----- DATA SECTION -----

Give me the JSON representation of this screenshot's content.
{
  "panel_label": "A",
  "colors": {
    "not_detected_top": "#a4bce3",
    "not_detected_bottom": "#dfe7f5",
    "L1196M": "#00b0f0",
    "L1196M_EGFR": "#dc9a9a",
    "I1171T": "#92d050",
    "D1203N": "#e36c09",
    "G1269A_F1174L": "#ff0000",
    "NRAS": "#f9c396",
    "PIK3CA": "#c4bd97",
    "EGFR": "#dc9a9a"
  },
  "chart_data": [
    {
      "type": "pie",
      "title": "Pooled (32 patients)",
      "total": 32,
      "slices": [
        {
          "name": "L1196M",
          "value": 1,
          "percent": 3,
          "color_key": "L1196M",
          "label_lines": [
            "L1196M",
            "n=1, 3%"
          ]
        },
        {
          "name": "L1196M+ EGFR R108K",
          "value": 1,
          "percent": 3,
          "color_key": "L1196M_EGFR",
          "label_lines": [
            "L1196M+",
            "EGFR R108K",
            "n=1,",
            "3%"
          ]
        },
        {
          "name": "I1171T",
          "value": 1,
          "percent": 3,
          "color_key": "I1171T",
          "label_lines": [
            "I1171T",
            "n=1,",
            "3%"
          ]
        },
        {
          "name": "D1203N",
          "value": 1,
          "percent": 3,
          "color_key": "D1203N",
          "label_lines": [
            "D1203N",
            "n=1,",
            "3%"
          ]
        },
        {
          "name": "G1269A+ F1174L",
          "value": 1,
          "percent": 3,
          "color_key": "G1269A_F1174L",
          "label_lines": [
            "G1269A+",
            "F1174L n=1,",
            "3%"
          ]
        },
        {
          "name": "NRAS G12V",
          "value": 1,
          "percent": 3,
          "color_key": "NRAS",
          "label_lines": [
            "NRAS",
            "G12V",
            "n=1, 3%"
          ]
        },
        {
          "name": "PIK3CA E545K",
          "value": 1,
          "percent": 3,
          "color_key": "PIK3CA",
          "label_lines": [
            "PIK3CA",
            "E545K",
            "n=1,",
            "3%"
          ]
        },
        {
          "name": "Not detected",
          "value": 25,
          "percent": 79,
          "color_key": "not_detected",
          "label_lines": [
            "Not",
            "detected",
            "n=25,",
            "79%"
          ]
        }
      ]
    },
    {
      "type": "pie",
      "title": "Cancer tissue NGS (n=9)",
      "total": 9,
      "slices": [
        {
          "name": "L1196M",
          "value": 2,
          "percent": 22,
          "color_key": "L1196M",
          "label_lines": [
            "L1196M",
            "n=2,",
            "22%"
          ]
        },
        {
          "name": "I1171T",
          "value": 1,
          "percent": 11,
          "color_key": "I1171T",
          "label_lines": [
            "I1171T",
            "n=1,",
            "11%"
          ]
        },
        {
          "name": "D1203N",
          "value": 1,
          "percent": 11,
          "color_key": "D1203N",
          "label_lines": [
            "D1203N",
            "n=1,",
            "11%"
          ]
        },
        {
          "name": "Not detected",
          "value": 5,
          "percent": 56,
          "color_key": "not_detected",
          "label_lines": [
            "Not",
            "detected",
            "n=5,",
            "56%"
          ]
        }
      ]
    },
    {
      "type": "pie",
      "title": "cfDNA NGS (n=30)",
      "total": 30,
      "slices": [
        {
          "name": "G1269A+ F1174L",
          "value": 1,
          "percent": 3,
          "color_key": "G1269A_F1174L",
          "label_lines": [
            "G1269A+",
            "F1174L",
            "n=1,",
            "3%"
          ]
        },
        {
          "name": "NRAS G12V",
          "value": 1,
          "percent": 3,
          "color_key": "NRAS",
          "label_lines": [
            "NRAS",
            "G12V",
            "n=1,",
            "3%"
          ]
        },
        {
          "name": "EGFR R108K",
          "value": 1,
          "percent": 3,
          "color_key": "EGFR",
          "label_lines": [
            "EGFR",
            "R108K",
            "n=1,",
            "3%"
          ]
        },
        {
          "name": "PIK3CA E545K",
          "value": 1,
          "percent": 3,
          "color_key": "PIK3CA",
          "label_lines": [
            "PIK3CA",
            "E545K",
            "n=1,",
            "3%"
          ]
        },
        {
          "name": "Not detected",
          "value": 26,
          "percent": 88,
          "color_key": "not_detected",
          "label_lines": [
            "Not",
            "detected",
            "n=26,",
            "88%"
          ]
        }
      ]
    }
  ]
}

-----

From the records above, determine how many lines hold "title" and give only that number.

> [EXPECTED ANSWER]: 3